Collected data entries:
START

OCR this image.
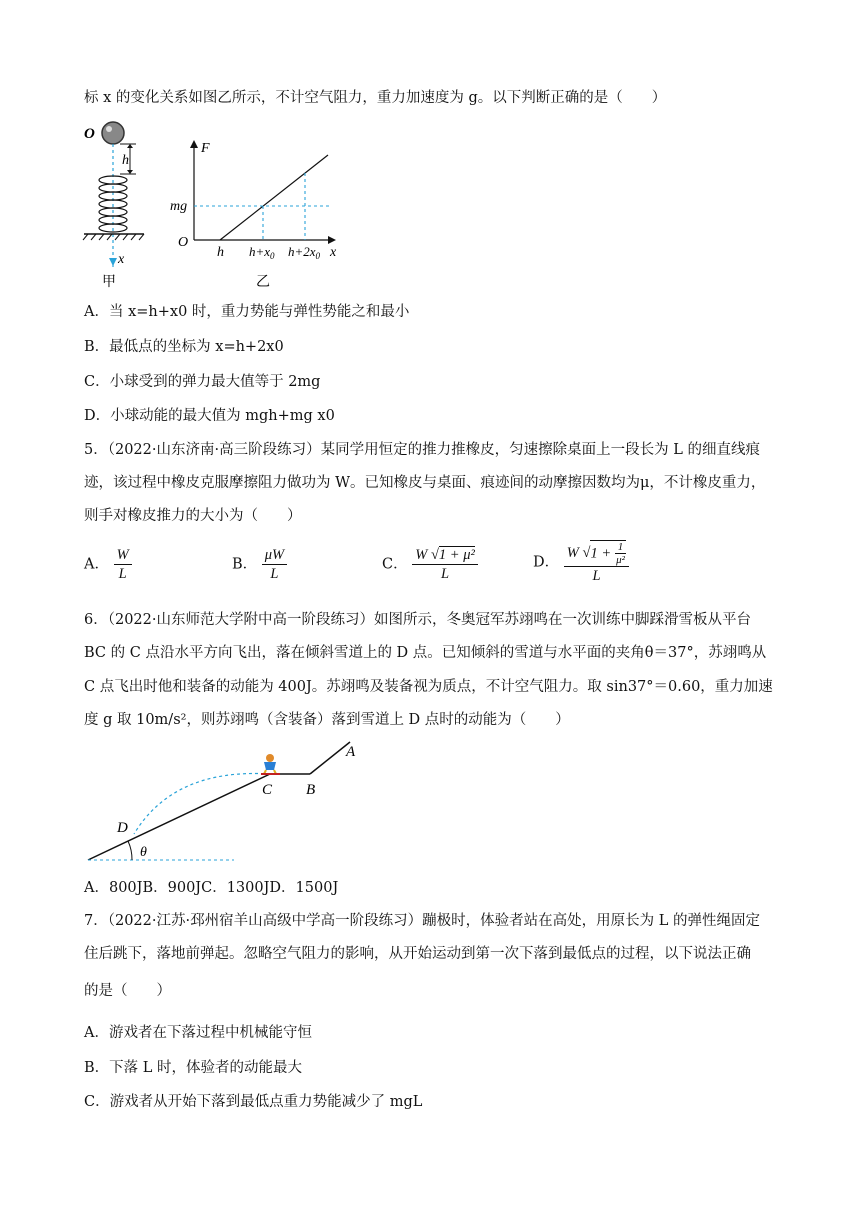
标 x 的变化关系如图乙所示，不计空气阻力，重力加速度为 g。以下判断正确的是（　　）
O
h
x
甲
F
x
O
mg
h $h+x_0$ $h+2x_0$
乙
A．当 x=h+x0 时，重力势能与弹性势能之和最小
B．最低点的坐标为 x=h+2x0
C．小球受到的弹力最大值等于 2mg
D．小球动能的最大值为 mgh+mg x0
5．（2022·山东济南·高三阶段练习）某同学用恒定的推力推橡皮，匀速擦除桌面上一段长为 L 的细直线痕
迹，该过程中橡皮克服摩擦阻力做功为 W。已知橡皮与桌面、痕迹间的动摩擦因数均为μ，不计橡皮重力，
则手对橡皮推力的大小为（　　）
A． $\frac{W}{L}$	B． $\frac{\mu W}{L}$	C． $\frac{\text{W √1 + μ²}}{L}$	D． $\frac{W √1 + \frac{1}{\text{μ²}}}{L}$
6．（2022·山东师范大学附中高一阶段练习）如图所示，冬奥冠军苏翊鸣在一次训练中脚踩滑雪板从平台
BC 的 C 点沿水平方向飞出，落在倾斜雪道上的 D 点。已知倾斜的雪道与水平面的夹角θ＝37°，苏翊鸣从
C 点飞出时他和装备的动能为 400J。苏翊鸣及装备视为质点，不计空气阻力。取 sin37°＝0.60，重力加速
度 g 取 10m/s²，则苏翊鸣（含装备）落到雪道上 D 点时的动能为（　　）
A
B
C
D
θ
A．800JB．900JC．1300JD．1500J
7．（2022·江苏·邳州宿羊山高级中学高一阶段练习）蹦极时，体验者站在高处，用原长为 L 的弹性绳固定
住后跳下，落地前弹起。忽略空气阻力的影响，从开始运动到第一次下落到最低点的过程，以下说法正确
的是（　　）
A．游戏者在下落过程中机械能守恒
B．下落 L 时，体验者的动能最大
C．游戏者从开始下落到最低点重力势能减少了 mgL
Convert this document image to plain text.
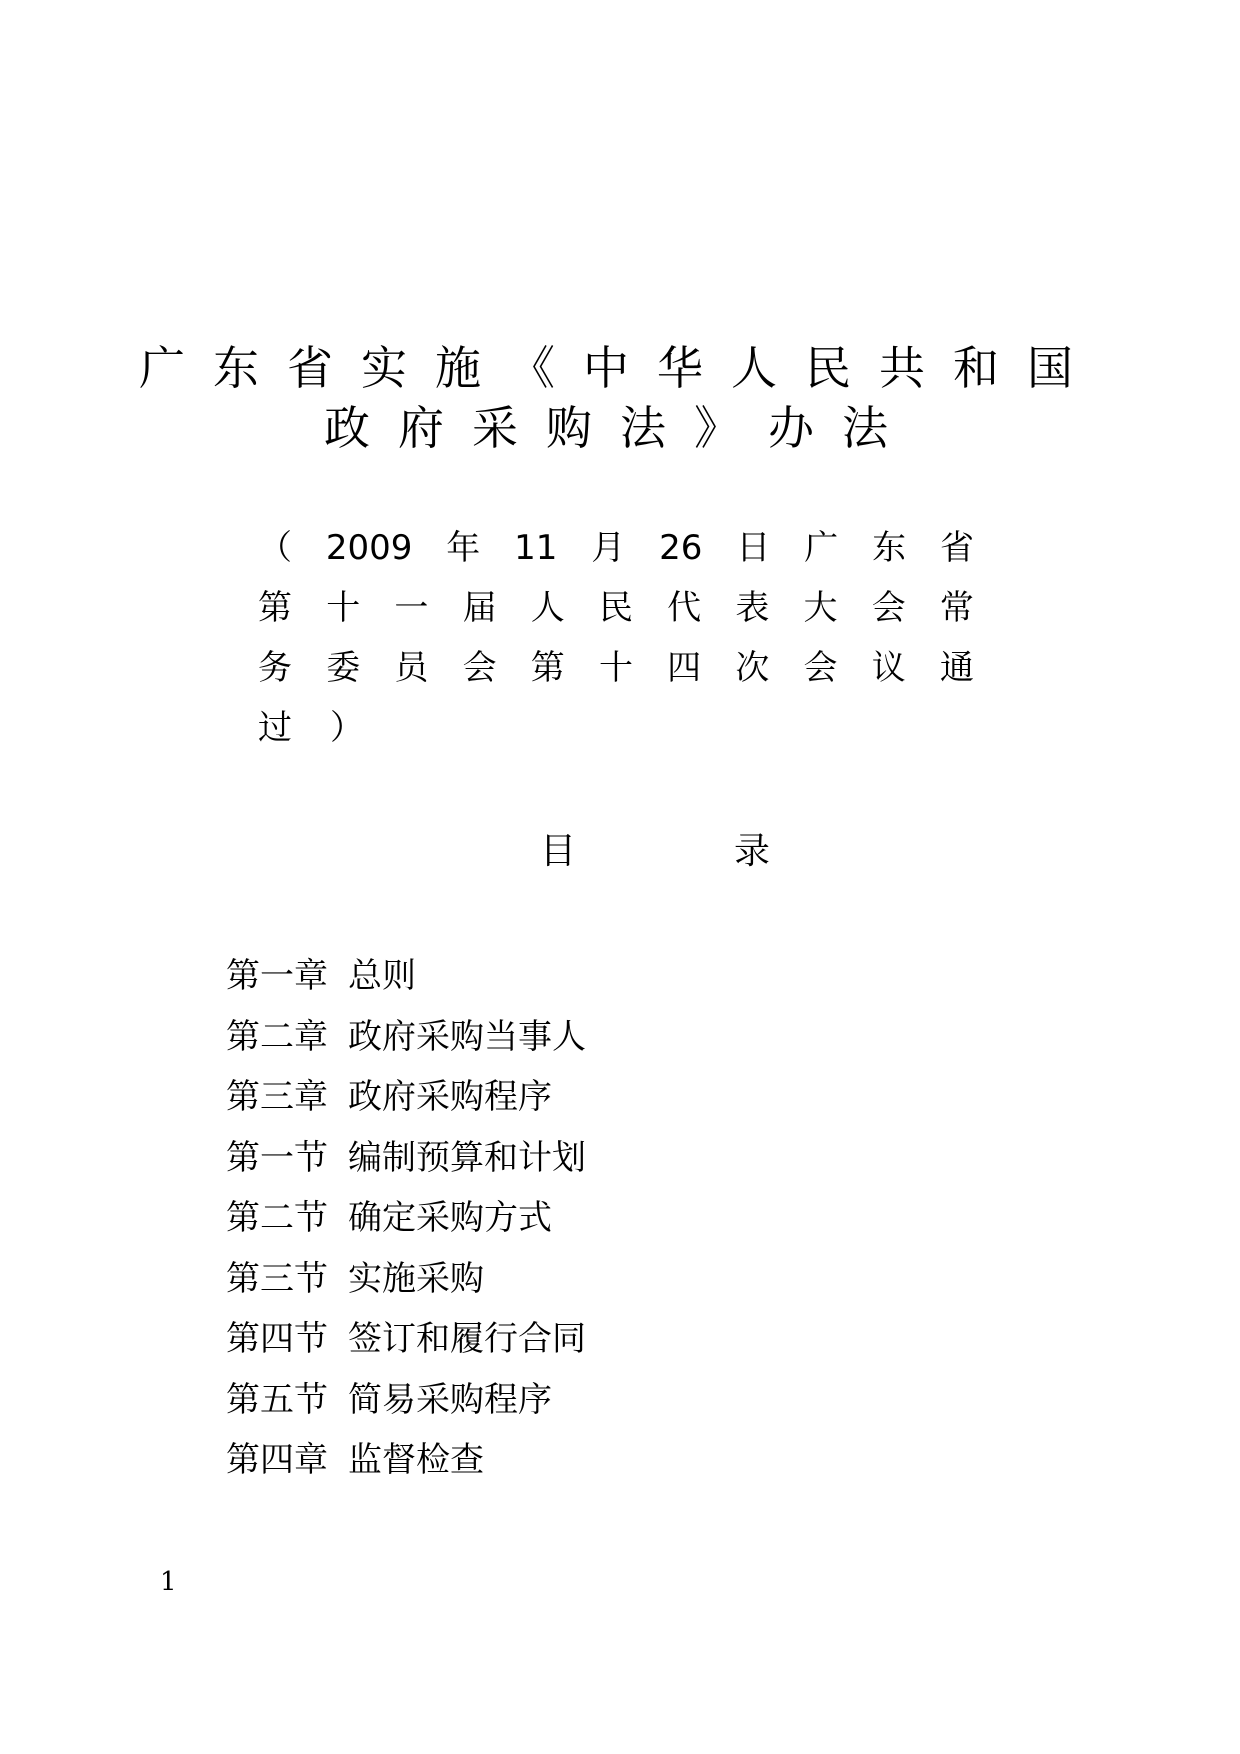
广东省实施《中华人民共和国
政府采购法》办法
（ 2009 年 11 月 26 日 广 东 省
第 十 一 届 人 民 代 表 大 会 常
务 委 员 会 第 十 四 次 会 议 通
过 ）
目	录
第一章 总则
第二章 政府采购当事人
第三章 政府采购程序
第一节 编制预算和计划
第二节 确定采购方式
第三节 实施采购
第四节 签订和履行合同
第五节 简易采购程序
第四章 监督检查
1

END

Task to complete
Word for word, quote the lines above. Omit the pictures.

Response to the task
OCR this image.
标 x 的变化关系如图乙所示，不计空气阻力，重力加速度为 g。以下判断正确的是（　　）
O
h
x
甲
F
x
O
mg
h $h+x_0$ $h+2x_0$
乙
A．当 x=h+x0 时，重力势能与弹性势能之和最小
B．最低点的坐标为 x=h+2x0
C．小球受到的弹力最大值等于 2mg
D．小球动能的最大值为 mgh+mg x0
5．（2022·山东济南·高三阶段练习）某同学用恒定的推力推橡皮，匀速擦除桌面上一段长为 L 的细直线痕
迹，该过程中橡皮克服摩擦阻力做功为 W。已知橡皮与桌面、痕迹间的动摩擦因数均为μ，不计橡皮重力，
则手对橡皮推力的大小为（　　）
A． $\frac{W}{L}$	B． $\frac{\mu W}{L}$	C． $\frac{\text{W √1 + μ²}}{L}$	D． $\frac{W √1 + \frac{1}{\text{μ²}}}{L}$
6．（2022·山东师范大学附中高一阶段练习）如图所示，冬奥冠军苏翊鸣在一次训练中脚踩滑雪板从平台
BC 的 C 点沿水平方向飞出，落在倾斜雪道上的 D 点。已知倾斜的雪道与水平面的夹角θ＝37°，苏翊鸣从
C 点飞出时他和装备的动能为 400J。苏翊鸣及装备视为质点，不计空气阻力。取 sin37°＝0.60，重力加速
度 g 取 10m/s²，则苏翊鸣（含装备）落到雪道上 D 点时的动能为（　　）
A
B
C
D
θ
A．800JB．900JC．1300JD．1500J
7．（2022·江苏·邳州宿羊山高级中学高一阶段练习）蹦极时，体验者站在高处，用原长为 L 的弹性绳固定
住后跳下，落地前弹起。忽略空气阻力的影响，从开始运动到第一次下落到最低点的过程，以下说法正确
的是（　　）
A．游戏者在下落过程中机械能守恒
B．下落 L 时，体验者的动能最大
C．游戏者从开始下落到最低点重力势能减少了 mgL
Convert this document image to plain text.
广东省实施《中华人民共和国
政府采购法》办法
（ 2009 年 11 月 26 日 广 东 省
第 十 一 届 人 民 代 表 大 会 常
务 委 员 会 第 十 四 次 会 议 通
过 ）
目	录
第一章 总则
第二章 政府采购当事人
第三章 政府采购程序
第一节 编制预算和计划
第二节 确定采购方式
第三节 实施采购
第四节 签订和履行合同
第五节 简易采购程序
第四章 监督检查
1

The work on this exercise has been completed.